**Text extract**.
------
Fuel Gauge stuck on full

On our 2002 Fleetwood Southwind 32VS, F53 chassis, the fuel gauge always shows full, except when engine is turned off. With engine off, needle goes to empty. RV runs/operates fine otherwise. This just started happening after using the RV for 2 1/2 years (purchased it in 2016). Looking at the chassis doc, there do not appear to be any fuses associated with the gauge. We found no loose wires under the dash but cannot access the area directly under the gauge. Any advice on how to fix this or ideas on where to start troubleshooting? I did see an online post that we should check the sender wires. Would those be on the fuel tank? I'm guessing we would have to crawl under the rear section and try to find the wires somewhere on the fuel tank? Does anyone have pictures/diagrams that would help? I am not a mechanic at all, so apologies for any dumb questions... also this is my first post since joining rv.net. Thanks in advance for any help fellow members can provide.

16 Replies

  • Referring back to a post I made in Sept 2001 wrote:
    The fuel sending unit is a variable resistor controlled by the action of a float arm. When the fuel level is low, resistance in the unit is low (Empty = 17 ± 2 ohms). When the fuel level is high, the resistance is high (156 ± 4 ohms).

    Wire number 1203 (BK/LB) is connected through connector C441 (Left rear of vehicle) and C1046 (Inside left frame rail, near 4WABS module) to G204 Ground (Lower left corner of support [fire] wall. Wire 29 (YE/WH) is the signal going through connector C441 (Left rear of vehicle), C1046 (Inside left frame rail, near 4WABS module), C141 (Lower left corner or dash) and C205 (Left of steering column, behind I/P) to the Instrument Cluster.
    At the time, I had a 2001 Residency. The gas gauge quit working soon after I bought it. I had to by pass the wires to the sending unit when I figured out there was no connectivity between the dash and the tank.
------
**Dataset extract**.
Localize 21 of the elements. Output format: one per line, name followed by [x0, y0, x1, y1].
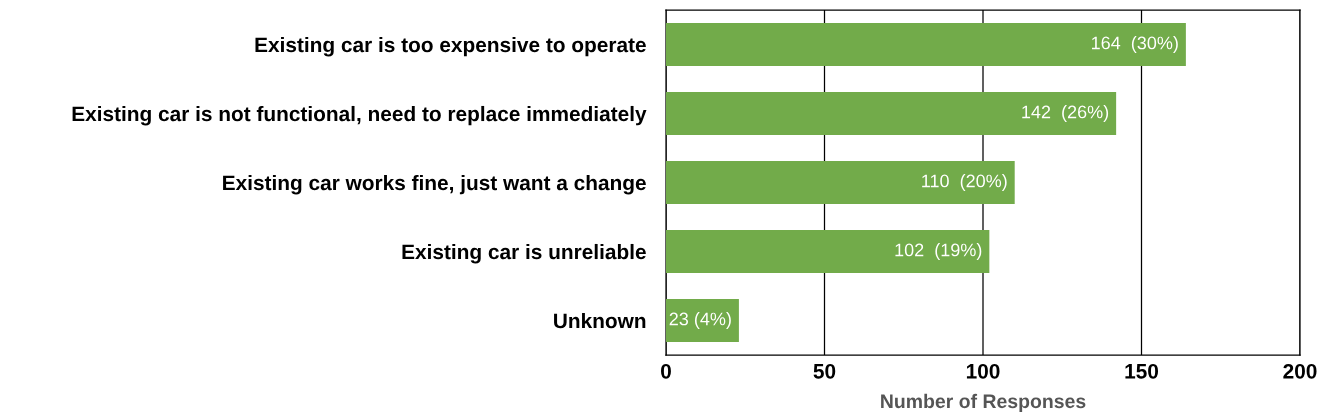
------
**Exercise instructions**. Reproduce the fuel gauge post word for word, everything from "Wire number 1203" down to "and the tank.".

**Reply to the task**.
Wire number 1203 (BK/LB) is connected through connector C441 (Left rear of vehicle) and C1046 (Inside left frame rail, near 4WABS module) to G204 Ground (Lower left corner of support [fire] wall. Wire 29 (YE/WH) is the signal going through connector C441 (Left rear of vehicle), C1046 (Inside left frame rail, near 4WABS module), C141 (Lower left corner or dash) and C205 (Left of steering column, behind I/P) to the Instrument Cluster.
    At the time, I had a 2001 Residency. The gas gauge quit working soon after I bought it. I had to by pass the wires to the sending unit when I figured out there was no connectivity between the dash and the tank.